__REQUEST__. Take each line containing "object" and report it exactly as written.

++++++++++++++++++++

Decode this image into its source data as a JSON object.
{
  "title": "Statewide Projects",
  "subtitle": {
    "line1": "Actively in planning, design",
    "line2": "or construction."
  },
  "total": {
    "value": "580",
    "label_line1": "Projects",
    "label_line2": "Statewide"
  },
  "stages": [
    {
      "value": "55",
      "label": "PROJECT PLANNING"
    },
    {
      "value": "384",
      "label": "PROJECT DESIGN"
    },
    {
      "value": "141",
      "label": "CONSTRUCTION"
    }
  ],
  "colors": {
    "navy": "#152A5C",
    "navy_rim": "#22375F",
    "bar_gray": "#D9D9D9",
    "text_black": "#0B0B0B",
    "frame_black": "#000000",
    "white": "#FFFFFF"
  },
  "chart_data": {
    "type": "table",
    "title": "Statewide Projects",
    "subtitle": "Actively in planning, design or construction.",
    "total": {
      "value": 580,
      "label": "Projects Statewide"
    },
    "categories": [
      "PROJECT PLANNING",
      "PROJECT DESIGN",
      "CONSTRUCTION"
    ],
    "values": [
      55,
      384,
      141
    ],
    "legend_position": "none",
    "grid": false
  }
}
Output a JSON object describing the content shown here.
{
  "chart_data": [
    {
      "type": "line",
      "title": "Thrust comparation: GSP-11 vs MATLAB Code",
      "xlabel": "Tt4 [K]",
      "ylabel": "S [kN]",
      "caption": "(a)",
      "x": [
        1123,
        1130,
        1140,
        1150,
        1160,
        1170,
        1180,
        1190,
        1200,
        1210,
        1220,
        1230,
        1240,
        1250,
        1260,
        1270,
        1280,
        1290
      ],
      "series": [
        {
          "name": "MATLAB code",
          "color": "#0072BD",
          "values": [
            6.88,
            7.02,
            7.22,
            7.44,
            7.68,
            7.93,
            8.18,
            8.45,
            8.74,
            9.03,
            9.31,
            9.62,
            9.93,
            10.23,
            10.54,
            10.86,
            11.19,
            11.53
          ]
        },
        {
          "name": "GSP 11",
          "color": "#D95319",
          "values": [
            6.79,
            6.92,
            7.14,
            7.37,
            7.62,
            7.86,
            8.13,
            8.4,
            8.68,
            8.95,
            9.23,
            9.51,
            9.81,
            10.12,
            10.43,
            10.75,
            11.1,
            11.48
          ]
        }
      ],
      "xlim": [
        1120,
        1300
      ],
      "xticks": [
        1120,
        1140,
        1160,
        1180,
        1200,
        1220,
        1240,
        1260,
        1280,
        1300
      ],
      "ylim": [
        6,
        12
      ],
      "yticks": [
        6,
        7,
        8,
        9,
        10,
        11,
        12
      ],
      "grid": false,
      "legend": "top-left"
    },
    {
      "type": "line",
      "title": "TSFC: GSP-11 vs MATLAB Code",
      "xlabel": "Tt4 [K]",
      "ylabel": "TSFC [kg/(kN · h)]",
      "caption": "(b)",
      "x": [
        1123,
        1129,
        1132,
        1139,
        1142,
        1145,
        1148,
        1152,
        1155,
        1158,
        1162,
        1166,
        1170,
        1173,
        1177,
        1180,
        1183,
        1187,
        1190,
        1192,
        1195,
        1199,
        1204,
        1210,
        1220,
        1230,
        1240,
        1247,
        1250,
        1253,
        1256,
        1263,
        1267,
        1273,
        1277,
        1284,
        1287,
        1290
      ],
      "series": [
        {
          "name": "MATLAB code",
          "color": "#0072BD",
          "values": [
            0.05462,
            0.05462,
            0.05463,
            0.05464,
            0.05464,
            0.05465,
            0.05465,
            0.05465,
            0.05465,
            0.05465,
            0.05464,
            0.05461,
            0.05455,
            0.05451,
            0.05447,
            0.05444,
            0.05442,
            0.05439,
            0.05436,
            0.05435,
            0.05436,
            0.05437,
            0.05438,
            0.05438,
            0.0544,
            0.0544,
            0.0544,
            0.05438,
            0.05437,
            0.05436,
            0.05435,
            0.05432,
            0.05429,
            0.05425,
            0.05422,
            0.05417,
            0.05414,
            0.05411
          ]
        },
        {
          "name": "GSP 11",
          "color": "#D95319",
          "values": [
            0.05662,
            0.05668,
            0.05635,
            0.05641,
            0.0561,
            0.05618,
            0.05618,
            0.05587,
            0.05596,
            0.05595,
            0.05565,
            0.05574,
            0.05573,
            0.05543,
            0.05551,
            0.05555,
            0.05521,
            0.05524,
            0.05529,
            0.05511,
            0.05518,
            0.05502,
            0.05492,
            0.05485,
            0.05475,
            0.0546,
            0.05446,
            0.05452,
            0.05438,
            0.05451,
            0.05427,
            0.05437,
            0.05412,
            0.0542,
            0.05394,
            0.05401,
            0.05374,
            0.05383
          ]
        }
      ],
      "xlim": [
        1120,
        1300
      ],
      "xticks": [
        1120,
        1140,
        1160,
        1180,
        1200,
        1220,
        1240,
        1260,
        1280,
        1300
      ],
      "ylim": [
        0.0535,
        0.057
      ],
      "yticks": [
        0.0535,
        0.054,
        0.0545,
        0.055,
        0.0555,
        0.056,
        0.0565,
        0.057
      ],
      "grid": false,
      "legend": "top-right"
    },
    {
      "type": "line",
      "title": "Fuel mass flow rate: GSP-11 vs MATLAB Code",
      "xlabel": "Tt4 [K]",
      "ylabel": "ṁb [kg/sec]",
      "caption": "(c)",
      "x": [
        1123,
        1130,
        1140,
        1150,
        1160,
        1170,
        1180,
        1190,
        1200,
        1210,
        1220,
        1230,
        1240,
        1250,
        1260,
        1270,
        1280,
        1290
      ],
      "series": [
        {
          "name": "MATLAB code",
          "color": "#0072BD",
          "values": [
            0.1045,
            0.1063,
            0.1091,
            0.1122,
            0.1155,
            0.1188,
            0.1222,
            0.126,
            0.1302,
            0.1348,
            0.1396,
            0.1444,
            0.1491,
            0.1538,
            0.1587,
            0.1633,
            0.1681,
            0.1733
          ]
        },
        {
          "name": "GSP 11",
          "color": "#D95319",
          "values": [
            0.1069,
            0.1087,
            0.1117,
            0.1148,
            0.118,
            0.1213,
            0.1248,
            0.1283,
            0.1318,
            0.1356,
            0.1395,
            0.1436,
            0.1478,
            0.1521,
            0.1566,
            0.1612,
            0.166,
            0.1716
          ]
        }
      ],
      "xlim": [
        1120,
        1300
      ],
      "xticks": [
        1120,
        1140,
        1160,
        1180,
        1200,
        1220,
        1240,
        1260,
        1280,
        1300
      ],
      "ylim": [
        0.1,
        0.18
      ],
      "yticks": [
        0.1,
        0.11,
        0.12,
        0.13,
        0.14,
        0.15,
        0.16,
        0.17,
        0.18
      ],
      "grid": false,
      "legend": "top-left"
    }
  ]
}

++++++++++++++++++++

__IN RESPONSE__.
Decode this image into its source data as a JSON object.
Output a JSON object describing the content shown here.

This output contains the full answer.